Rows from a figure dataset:
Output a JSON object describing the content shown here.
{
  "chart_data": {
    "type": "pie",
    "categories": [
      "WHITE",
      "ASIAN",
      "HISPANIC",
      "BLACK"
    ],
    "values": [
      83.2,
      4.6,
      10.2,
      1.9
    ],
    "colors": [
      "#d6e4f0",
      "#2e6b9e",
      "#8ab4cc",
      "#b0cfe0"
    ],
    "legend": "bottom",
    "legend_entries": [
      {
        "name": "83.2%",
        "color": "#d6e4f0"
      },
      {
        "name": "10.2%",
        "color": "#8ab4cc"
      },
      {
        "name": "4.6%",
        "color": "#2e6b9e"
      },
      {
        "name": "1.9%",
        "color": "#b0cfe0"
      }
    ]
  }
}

Exercise instructions
Nothing should be left out: repeat all of the data exactly.

In response
Output a JSON object describing the content shown here.
{
  "chart_data": {
    "type": "pie",
    "categories": [
      "WHITE",
      "ASIAN",
      "HISPANIC",
      "BLACK"
    ],
    "values": [
      83.2,
      4.6,
      10.2,
      1.9
    ],
    "colors": [
      "#d6e4f0",
      "#2e6b9e",
      "#8ab4cc",
      "#b0cfe0"
    ],
    "legend": "bottom",
    "legend_entries": [
      {
        "name": "83.2%",
        "color": "#d6e4f0"
      },
      {
        "name": "10.2%",
        "color": "#8ab4cc"
      },
      {
        "name": "4.6%",
        "color": "#2e6b9e"
      },
      {
        "name": "1.9%",
        "color": "#b0cfe0"
      }
    ]
  }
}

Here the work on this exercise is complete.